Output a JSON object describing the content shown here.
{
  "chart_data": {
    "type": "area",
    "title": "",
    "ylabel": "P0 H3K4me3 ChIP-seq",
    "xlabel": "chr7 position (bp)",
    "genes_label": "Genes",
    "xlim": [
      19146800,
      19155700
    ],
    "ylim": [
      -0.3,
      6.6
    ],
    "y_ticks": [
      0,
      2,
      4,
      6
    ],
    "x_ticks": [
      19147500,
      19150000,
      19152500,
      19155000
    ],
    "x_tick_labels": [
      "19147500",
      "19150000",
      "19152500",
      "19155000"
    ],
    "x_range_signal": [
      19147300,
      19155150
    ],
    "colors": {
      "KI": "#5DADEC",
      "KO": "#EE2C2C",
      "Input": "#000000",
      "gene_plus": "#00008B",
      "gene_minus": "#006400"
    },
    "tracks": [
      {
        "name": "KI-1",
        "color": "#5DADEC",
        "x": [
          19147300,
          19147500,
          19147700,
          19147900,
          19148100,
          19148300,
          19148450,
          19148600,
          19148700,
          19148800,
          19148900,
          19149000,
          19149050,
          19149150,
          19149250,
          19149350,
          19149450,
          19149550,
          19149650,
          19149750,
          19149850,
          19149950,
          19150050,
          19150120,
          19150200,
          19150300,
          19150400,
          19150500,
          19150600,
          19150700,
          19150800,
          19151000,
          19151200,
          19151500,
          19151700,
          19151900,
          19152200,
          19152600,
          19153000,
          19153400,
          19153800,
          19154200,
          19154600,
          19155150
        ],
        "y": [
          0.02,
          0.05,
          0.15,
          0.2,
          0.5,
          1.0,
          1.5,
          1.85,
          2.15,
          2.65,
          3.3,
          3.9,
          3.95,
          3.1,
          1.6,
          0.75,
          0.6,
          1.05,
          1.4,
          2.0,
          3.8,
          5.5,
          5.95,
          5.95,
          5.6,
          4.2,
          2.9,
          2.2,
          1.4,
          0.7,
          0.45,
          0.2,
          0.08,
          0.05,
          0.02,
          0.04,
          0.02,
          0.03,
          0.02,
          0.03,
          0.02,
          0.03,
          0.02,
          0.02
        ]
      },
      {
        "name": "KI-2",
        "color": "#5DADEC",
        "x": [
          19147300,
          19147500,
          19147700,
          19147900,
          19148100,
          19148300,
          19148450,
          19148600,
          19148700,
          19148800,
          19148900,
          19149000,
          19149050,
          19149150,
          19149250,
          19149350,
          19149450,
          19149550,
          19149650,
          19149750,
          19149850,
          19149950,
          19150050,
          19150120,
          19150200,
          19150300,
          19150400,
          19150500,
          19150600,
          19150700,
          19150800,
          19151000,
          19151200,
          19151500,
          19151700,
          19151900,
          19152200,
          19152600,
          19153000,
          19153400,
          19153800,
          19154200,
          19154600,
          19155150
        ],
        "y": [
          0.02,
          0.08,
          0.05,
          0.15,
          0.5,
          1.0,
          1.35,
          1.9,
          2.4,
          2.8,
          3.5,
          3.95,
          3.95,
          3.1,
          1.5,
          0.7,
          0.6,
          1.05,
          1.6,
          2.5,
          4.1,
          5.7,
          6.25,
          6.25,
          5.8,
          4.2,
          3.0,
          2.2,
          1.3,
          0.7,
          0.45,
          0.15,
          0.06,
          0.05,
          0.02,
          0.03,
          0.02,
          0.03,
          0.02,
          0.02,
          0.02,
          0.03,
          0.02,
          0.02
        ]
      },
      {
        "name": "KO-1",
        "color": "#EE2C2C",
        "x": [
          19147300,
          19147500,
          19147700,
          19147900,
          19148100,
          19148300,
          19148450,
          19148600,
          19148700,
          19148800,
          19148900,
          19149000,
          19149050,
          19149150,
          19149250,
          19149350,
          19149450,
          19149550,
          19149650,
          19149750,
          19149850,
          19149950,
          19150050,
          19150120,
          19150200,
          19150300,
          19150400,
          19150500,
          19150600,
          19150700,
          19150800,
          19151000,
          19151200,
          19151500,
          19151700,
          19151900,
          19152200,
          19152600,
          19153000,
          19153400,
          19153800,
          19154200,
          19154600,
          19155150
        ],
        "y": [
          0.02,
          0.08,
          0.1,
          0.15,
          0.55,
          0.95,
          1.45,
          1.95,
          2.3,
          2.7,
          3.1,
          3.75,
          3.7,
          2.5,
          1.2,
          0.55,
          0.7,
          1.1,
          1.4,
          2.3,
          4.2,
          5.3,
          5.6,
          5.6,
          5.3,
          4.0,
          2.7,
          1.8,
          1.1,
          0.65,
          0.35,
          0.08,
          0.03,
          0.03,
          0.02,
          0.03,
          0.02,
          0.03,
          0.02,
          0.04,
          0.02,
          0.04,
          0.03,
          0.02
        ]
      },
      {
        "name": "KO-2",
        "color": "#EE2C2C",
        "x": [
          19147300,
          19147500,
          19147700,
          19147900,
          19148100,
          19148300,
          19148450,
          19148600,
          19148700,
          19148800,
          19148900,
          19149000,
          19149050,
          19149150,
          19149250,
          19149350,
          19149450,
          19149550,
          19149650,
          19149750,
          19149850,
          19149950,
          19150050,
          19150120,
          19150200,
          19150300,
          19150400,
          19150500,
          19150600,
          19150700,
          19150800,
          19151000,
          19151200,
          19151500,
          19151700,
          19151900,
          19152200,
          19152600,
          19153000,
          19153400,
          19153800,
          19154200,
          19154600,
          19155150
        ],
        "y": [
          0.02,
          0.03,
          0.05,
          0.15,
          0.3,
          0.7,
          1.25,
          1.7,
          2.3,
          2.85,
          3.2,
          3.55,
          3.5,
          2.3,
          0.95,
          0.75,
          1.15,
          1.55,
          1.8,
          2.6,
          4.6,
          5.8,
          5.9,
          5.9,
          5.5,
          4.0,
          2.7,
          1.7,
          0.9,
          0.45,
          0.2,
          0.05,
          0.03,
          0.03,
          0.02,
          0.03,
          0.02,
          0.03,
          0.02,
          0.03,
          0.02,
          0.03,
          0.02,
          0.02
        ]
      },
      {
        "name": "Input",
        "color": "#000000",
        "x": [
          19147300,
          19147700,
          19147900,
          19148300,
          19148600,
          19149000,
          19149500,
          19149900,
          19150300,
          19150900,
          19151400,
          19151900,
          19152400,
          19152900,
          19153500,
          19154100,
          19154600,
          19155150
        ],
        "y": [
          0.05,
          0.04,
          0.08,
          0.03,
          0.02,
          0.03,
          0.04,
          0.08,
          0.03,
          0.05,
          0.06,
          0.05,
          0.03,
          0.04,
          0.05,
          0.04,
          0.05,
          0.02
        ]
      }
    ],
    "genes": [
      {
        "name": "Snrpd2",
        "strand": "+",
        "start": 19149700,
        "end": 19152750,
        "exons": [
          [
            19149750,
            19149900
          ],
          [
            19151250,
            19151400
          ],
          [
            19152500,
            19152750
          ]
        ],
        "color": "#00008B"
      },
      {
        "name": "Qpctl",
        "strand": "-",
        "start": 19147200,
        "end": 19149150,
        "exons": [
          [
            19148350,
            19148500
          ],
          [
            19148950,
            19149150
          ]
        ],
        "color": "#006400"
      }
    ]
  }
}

# # # #

What you are asked to do:
Reproduce the whole listing above, word for word.

Task response:
Output a JSON object describing the content shown here.
{
  "chart_data": {
    "type": "area",
    "title": "",
    "ylabel": "P0 H3K4me3 ChIP-seq",
    "xlabel": "chr7 position (bp)",
    "genes_label": "Genes",
    "xlim": [
      19146800,
      19155700
    ],
    "ylim": [
      -0.3,
      6.6
    ],
    "y_ticks": [
      0,
      2,
      4,
      6
    ],
    "x_ticks": [
      19147500,
      19150000,
      19152500,
      19155000
    ],
    "x_tick_labels": [
      "19147500",
      "19150000",
      "19152500",
      "19155000"
    ],
    "x_range_signal": [
      19147300,
      19155150
    ],
    "colors": {
      "KI": "#5DADEC",
      "KO": "#EE2C2C",
      "Input": "#000000",
      "gene_plus": "#00008B",
      "gene_minus": "#006400"
    },
    "tracks": [
      {
        "name": "KI-1",
        "color": "#5DADEC",
        "x": [
          19147300,
          19147500,
          19147700,
          19147900,
          19148100,
          19148300,
          19148450,
          19148600,
          19148700,
          19148800,
          19148900,
          19149000,
          19149050,
          19149150,
          19149250,
          19149350,
          19149450,
          19149550,
          19149650,
          19149750,
          19149850,
          19149950,
          19150050,
          19150120,
          19150200,
          19150300,
          19150400,
          19150500,
          19150600,
          19150700,
          19150800,
          19151000,
          19151200,
          19151500,
          19151700,
          19151900,
          19152200,
          19152600,
          19153000,
          19153400,
          19153800,
          19154200,
          19154600,
          19155150
        ],
        "y": [
          0.02,
          0.05,
          0.15,
          0.2,
          0.5,
          1.0,
          1.5,
          1.85,
          2.15,
          2.65,
          3.3,
          3.9,
          3.95,
          3.1,
          1.6,
          0.75,
          0.6,
          1.05,
          1.4,
          2.0,
          3.8,
          5.5,
          5.95,
          5.95,
          5.6,
          4.2,
          2.9,
          2.2,
          1.4,
          0.7,
          0.45,
          0.2,
          0.08,
          0.05,
          0.02,
          0.04,
          0.02,
          0.03,
          0.02,
          0.03,
          0.02,
          0.03,
          0.02,
          0.02
        ]
      },
      {
        "name": "KI-2",
        "color": "#5DADEC",
        "x": [
          19147300,
          19147500,
          19147700,
          19147900,
          19148100,
          19148300,
          19148450,
          19148600,
          19148700,
          19148800,
          19148900,
          19149000,
          19149050,
          19149150,
          19149250,
          19149350,
          19149450,
          19149550,
          19149650,
          19149750,
          19149850,
          19149950,
          19150050,
          19150120,
          19150200,
          19150300,
          19150400,
          19150500,
          19150600,
          19150700,
          19150800,
          19151000,
          19151200,
          19151500,
          19151700,
          19151900,
          19152200,
          19152600,
          19153000,
          19153400,
          19153800,
          19154200,
          19154600,
          19155150
        ],
        "y": [
          0.02,
          0.08,
          0.05,
          0.15,
          0.5,
          1.0,
          1.35,
          1.9,
          2.4,
          2.8,
          3.5,
          3.95,
          3.95,
          3.1,
          1.5,
          0.7,
          0.6,
          1.05,
          1.6,
          2.5,
          4.1,
          5.7,
          6.25,
          6.25,
          5.8,
          4.2,
          3.0,
          2.2,
          1.3,
          0.7,
          0.45,
          0.15,
          0.06,
          0.05,
          0.02,
          0.03,
          0.02,
          0.03,
          0.02,
          0.02,
          0.02,
          0.03,
          0.02,
          0.02
        ]
      },
      {
        "name": "KO-1",
        "color": "#EE2C2C",
        "x": [
          19147300,
          19147500,
          19147700,
          19147900,
          19148100,
          19148300,
          19148450,
          19148600,
          19148700,
          19148800,
          19148900,
          19149000,
          19149050,
          19149150,
          19149250,
          19149350,
          19149450,
          19149550,
          19149650,
          19149750,
          19149850,
          19149950,
          19150050,
          19150120,
          19150200,
          19150300,
          19150400,
          19150500,
          19150600,
          19150700,
          19150800,
          19151000,
          19151200,
          19151500,
          19151700,
          19151900,
          19152200,
          19152600,
          19153000,
          19153400,
          19153800,
          19154200,
          19154600,
          19155150
        ],
        "y": [
          0.02,
          0.08,
          0.1,
          0.15,
          0.55,
          0.95,
          1.45,
          1.95,
          2.3,
          2.7,
          3.1,
          3.75,
          3.7,
          2.5,
          1.2,
          0.55,
          0.7,
          1.1,
          1.4,
          2.3,
          4.2,
          5.3,
          5.6,
          5.6,
          5.3,
          4.0,
          2.7,
          1.8,
          1.1,
          0.65,
          0.35,
          0.08,
          0.03,
          0.03,
          0.02,
          0.03,
          0.02,
          0.03,
          0.02,
          0.04,
          0.02,
          0.04,
          0.03,
          0.02
        ]
      },
      {
        "name": "KO-2",
        "color": "#EE2C2C",
        "x": [
          19147300,
          19147500,
          19147700,
          19147900,
          19148100,
          19148300,
          19148450,
          19148600,
          19148700,
          19148800,
          19148900,
          19149000,
          19149050,
          19149150,
          19149250,
          19149350,
          19149450,
          19149550,
          19149650,
          19149750,
          19149850,
          19149950,
          19150050,
          19150120,
          19150200,
          19150300,
          19150400,
          19150500,
          19150600,
          19150700,
          19150800,
          19151000,
          19151200,
          19151500,
          19151700,
          19151900,
          19152200,
          19152600,
          19153000,
          19153400,
          19153800,
          19154200,
          19154600,
          19155150
        ],
        "y": [
          0.02,
          0.03,
          0.05,
          0.15,
          0.3,
          0.7,
          1.25,
          1.7,
          2.3,
          2.85,
          3.2,
          3.55,
          3.5,
          2.3,
          0.95,
          0.75,
          1.15,
          1.55,
          1.8,
          2.6,
          4.6,
          5.8,
          5.9,
          5.9,
          5.5,
          4.0,
          2.7,
          1.7,
          0.9,
          0.45,
          0.2,
          0.05,
          0.03,
          0.03,
          0.02,
          0.03,
          0.02,
          0.03,
          0.02,
          0.03,
          0.02,
          0.03,
          0.02,
          0.02
        ]
      },
      {
        "name": "Input",
        "color": "#000000",
        "x": [
          19147300,
          19147700,
          19147900,
          19148300,
          19148600,
          19149000,
          19149500,
          19149900,
          19150300,
          19150900,
          19151400,
          19151900,
          19152400,
          19152900,
          19153500,
          19154100,
          19154600,
          19155150
        ],
        "y": [
          0.05,
          0.04,
          0.08,
          0.03,
          0.02,
          0.03,
          0.04,
          0.08,
          0.03,
          0.05,
          0.06,
          0.05,
          0.03,
          0.04,
          0.05,
          0.04,
          0.05,
          0.02
        ]
      }
    ],
    "genes": [
      {
        "name": "Snrpd2",
        "strand": "+",
        "start": 19149700,
        "end": 19152750,
        "exons": [
          [
            19149750,
            19149900
          ],
          [
            19151250,
            19151400
          ],
          [
            19152500,
            19152750
          ]
        ],
        "color": "#00008B"
      },
      {
        "name": "Qpctl",
        "strand": "-",
        "start": 19147200,
        "end": 19149150,
        "exons": [
          [
            19148350,
            19148500
          ],
          [
            19148950,
            19149150
          ]
        ],
        "color": "#006400"
      }
    ]
  }
}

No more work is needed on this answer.